*Work to be completed*: Please give the listing again in its entirety, exactly as written.

--- START OF Exercise data ---

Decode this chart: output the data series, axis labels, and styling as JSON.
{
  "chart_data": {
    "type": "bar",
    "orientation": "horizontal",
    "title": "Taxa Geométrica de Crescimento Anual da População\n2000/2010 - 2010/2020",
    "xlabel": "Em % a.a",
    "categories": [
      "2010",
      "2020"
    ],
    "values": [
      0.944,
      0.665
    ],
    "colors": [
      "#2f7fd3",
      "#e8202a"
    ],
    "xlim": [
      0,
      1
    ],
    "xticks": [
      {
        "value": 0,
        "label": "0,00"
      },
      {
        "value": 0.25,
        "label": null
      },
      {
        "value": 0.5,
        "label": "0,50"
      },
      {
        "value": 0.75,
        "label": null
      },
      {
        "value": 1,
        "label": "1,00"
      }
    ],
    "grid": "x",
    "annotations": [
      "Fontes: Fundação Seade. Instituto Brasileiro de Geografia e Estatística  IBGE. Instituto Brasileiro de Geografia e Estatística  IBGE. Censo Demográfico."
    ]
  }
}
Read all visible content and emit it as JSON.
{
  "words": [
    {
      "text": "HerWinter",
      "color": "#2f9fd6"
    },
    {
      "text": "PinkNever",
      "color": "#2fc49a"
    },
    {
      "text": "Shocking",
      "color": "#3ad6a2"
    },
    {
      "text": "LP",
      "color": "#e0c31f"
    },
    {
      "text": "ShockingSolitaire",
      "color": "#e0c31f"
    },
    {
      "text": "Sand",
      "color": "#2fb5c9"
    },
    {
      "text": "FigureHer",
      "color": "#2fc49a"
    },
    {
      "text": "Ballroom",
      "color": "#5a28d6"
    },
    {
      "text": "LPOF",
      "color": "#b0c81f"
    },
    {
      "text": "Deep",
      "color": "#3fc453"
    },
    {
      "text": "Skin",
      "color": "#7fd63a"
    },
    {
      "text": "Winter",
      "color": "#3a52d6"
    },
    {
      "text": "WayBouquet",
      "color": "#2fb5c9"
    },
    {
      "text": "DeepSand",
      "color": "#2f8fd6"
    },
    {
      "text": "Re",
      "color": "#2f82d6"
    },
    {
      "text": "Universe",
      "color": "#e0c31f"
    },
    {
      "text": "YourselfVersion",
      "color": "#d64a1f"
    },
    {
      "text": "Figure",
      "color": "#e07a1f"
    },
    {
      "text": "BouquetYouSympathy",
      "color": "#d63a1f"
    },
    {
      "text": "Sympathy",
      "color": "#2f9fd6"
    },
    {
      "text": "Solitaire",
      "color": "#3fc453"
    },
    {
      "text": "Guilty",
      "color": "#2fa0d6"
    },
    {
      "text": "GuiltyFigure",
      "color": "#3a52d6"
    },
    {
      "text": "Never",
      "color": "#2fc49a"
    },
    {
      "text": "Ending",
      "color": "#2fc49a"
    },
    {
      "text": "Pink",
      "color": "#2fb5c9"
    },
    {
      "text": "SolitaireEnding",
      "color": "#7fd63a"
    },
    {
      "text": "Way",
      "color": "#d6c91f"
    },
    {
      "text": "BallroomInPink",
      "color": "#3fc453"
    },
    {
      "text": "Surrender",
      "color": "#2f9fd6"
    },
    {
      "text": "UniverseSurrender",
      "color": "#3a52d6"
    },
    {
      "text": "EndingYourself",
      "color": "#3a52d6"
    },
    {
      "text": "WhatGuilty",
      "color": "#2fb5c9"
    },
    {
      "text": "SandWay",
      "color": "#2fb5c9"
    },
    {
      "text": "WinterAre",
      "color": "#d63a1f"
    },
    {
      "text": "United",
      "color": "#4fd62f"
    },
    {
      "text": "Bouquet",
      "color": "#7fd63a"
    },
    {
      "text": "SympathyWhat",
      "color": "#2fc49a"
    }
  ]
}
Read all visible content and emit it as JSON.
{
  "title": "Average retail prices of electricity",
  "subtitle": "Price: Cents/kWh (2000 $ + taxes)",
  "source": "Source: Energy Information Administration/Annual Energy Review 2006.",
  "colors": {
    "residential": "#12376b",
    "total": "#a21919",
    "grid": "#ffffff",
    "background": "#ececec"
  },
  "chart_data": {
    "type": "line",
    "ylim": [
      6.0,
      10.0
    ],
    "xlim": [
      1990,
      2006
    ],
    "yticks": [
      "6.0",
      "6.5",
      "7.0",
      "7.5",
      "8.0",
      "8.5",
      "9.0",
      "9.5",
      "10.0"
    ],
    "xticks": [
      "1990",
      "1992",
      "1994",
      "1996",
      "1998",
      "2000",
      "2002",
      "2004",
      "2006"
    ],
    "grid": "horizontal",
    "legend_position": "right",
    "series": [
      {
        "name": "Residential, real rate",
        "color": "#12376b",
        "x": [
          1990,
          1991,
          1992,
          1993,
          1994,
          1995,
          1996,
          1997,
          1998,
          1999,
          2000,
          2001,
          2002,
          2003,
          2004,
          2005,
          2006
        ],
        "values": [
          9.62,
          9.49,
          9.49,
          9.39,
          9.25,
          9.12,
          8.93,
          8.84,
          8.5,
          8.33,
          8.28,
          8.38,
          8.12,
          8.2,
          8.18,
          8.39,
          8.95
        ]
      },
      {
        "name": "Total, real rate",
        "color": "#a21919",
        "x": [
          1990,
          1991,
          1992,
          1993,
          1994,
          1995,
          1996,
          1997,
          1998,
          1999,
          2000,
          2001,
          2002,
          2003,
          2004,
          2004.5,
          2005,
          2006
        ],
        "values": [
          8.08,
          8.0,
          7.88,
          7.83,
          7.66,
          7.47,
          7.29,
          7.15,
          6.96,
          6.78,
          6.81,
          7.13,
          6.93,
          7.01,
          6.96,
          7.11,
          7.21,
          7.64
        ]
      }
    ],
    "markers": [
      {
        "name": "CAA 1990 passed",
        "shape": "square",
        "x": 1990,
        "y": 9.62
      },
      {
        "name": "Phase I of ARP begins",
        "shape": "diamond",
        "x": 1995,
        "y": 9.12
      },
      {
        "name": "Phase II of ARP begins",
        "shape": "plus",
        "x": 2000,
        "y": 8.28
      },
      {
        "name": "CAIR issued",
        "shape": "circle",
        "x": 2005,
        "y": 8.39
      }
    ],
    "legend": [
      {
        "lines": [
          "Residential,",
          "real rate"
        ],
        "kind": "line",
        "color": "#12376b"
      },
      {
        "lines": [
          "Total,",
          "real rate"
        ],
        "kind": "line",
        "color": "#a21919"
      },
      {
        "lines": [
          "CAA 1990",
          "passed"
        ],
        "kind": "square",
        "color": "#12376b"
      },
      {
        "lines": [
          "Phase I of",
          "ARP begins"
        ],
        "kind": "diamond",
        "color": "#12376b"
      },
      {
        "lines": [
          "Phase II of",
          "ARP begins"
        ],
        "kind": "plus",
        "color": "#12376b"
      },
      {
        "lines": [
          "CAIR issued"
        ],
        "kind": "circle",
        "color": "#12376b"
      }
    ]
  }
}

--- END OF Exercise data ---

*Written reply*:
Decode this chart: output the data series, axis labels, and styling as JSON.
{
  "chart_data": {
    "type": "bar",
    "orientation": "horizontal",
    "title": "Taxa Geométrica de Crescimento Anual da População\n2000/2010 - 2010/2020",
    "xlabel": "Em % a.a",
    "categories": [
      "2010",
      "2020"
    ],
    "values": [
      0.944,
      0.665
    ],
    "colors": [
      "#2f7fd3",
      "#e8202a"
    ],
    "xlim": [
      0,
      1
    ],
    "xticks": [
      {
        "value": 0,
        "label": "0,00"
      },
      {
        "value": 0.25,
        "label": null
      },
      {
        "value": 0.5,
        "label": "0,50"
      },
      {
        "value": 0.75,
        "label": null
      },
      {
        "value": 1,
        "label": "1,00"
      }
    ],
    "grid": "x",
    "annotations": [
      "Fontes: Fundação Seade. Instituto Brasileiro de Geografia e Estatística  IBGE. Instituto Brasileiro de Geografia e Estatística  IBGE. Censo Demográfico."
    ]
  }
}
Read all visible content and emit it as JSON.
{
  "words": [
    {
      "text": "HerWinter",
      "color": "#2f9fd6"
    },
    {
      "text": "PinkNever",
      "color": "#2fc49a"
    },
    {
      "text": "Shocking",
      "color": "#3ad6a2"
    },
    {
      "text": "LP",
      "color": "#e0c31f"
    },
    {
      "text": "ShockingSolitaire",
      "color": "#e0c31f"
    },
    {
      "text": "Sand",
      "color": "#2fb5c9"
    },
    {
      "text": "FigureHer",
      "color": "#2fc49a"
    },
    {
      "text": "Ballroom",
      "color": "#5a28d6"
    },
    {
      "text": "LPOF",
      "color": "#b0c81f"
    },
    {
      "text": "Deep",
      "color": "#3fc453"
    },
    {
      "text": "Skin",
      "color": "#7fd63a"
    },
    {
      "text": "Winter",
      "color": "#3a52d6"
    },
    {
      "text": "WayBouquet",
      "color": "#2fb5c9"
    },
    {
      "text": "DeepSand",
      "color": "#2f8fd6"
    },
    {
      "text": "Re",
      "color": "#2f82d6"
    },
    {
      "text": "Universe",
      "color": "#e0c31f"
    },
    {
      "text": "YourselfVersion",
      "color": "#d64a1f"
    },
    {
      "text": "Figure",
      "color": "#e07a1f"
    },
    {
      "text": "BouquetYouSympathy",
      "color": "#d63a1f"
    },
    {
      "text": "Sympathy",
      "color": "#2f9fd6"
    },
    {
      "text": "Solitaire",
      "color": "#3fc453"
    },
    {
      "text": "Guilty",
      "color": "#2fa0d6"
    },
    {
      "text": "GuiltyFigure",
      "color": "#3a52d6"
    },
    {
      "text": "Never",
      "color": "#2fc49a"
    },
    {
      "text": "Ending",
      "color": "#2fc49a"
    },
    {
      "text": "Pink",
      "color": "#2fb5c9"
    },
    {
      "text": "SolitaireEnding",
      "color": "#7fd63a"
    },
    {
      "text": "Way",
      "color": "#d6c91f"
    },
    {
      "text": "BallroomInPink",
      "color": "#3fc453"
    },
    {
      "text": "Surrender",
      "color": "#2f9fd6"
    },
    {
      "text": "UniverseSurrender",
      "color": "#3a52d6"
    },
    {
      "text": "EndingYourself",
      "color": "#3a52d6"
    },
    {
      "text": "WhatGuilty",
      "color": "#2fb5c9"
    },
    {
      "text": "SandWay",
      "color": "#2fb5c9"
    },
    {
      "text": "WinterAre",
      "color": "#d63a1f"
    },
    {
      "text": "United",
      "color": "#4fd62f"
    },
    {
      "text": "Bouquet",
      "color": "#7fd63a"
    },
    {
      "text": "SympathyWhat",
      "color": "#2fc49a"
    }
  ]
}
Read all visible content and emit it as JSON.
{
  "title": "Average retail prices of electricity",
  "subtitle": "Price: Cents/kWh (2000 $ + taxes)",
  "source": "Source: Energy Information Administration/Annual Energy Review 2006.",
  "colors": {
    "residential": "#12376b",
    "total": "#a21919",
    "grid": "#ffffff",
    "background": "#ececec"
  },
  "chart_data": {
    "type": "line",
    "ylim": [
      6.0,
      10.0
    ],
    "xlim": [
      1990,
      2006
    ],
    "yticks": [
      "6.0",
      "6.5",
      "7.0",
      "7.5",
      "8.0",
      "8.5",
      "9.0",
      "9.5",
      "10.0"
    ],
    "xticks": [
      "1990",
      "1992",
      "1994",
      "1996",
      "1998",
      "2000",
      "2002",
      "2004",
      "2006"
    ],
    "grid": "horizontal",
    "legend_position": "right",
    "series": [
      {
        "name": "Residential, real rate",
        "color": "#12376b",
        "x": [
          1990,
          1991,
          1992,
          1993,
          1994,
          1995,
          1996,
          1997,
          1998,
          1999,
          2000,
          2001,
          2002,
          2003,
          2004,
          2005,
          2006
        ],
        "values": [
          9.62,
          9.49,
          9.49,
          9.39,
          9.25,
          9.12,
          8.93,
          8.84,
          8.5,
          8.33,
          8.28,
          8.38,
          8.12,
          8.2,
          8.18,
          8.39,
          8.95
        ]
      },
      {
        "name": "Total, real rate",
        "color": "#a21919",
        "x": [
          1990,
          1991,
          1992,
          1993,
          1994,
          1995,
          1996,
          1997,
          1998,
          1999,
          2000,
          2001,
          2002,
          2003,
          2004,
          2004.5,
          2005,
          2006
        ],
        "values": [
          8.08,
          8.0,
          7.88,
          7.83,
          7.66,
          7.47,
          7.29,
          7.15,
          6.96,
          6.78,
          6.81,
          7.13,
          6.93,
          7.01,
          6.96,
          7.11,
          7.21,
          7.64
        ]
      }
    ],
    "markers": [
      {
        "name": "CAA 1990 passed",
        "shape": "square",
        "x": 1990,
        "y": 9.62
      },
      {
        "name": "Phase I of ARP begins",
        "shape": "diamond",
        "x": 1995,
        "y": 9.12
      },
      {
        "name": "Phase II of ARP begins",
        "shape": "plus",
        "x": 2000,
        "y": 8.28
      },
      {
        "name": "CAIR issued",
        "shape": "circle",
        "x": 2005,
        "y": 8.39
      }
    ],
    "legend": [
      {
        "lines": [
          "Residential,",
          "real rate"
        ],
        "kind": "line",
        "color": "#12376b"
      },
      {
        "lines": [
          "Total,",
          "real rate"
        ],
        "kind": "line",
        "color": "#a21919"
      },
      {
        "lines": [
          "CAA 1990",
          "passed"
        ],
        "kind": "square",
        "color": "#12376b"
      },
      {
        "lines": [
          "Phase I of",
          "ARP begins"
        ],
        "kind": "diamond",
        "color": "#12376b"
      },
      {
        "lines": [
          "Phase II of",
          "ARP begins"
        ],
        "kind": "plus",
        "color": "#12376b"
      },
      {
        "lines": [
          "CAIR issued"
        ],
        "kind": "circle",
        "color": "#12376b"
      }
    ]
  }
}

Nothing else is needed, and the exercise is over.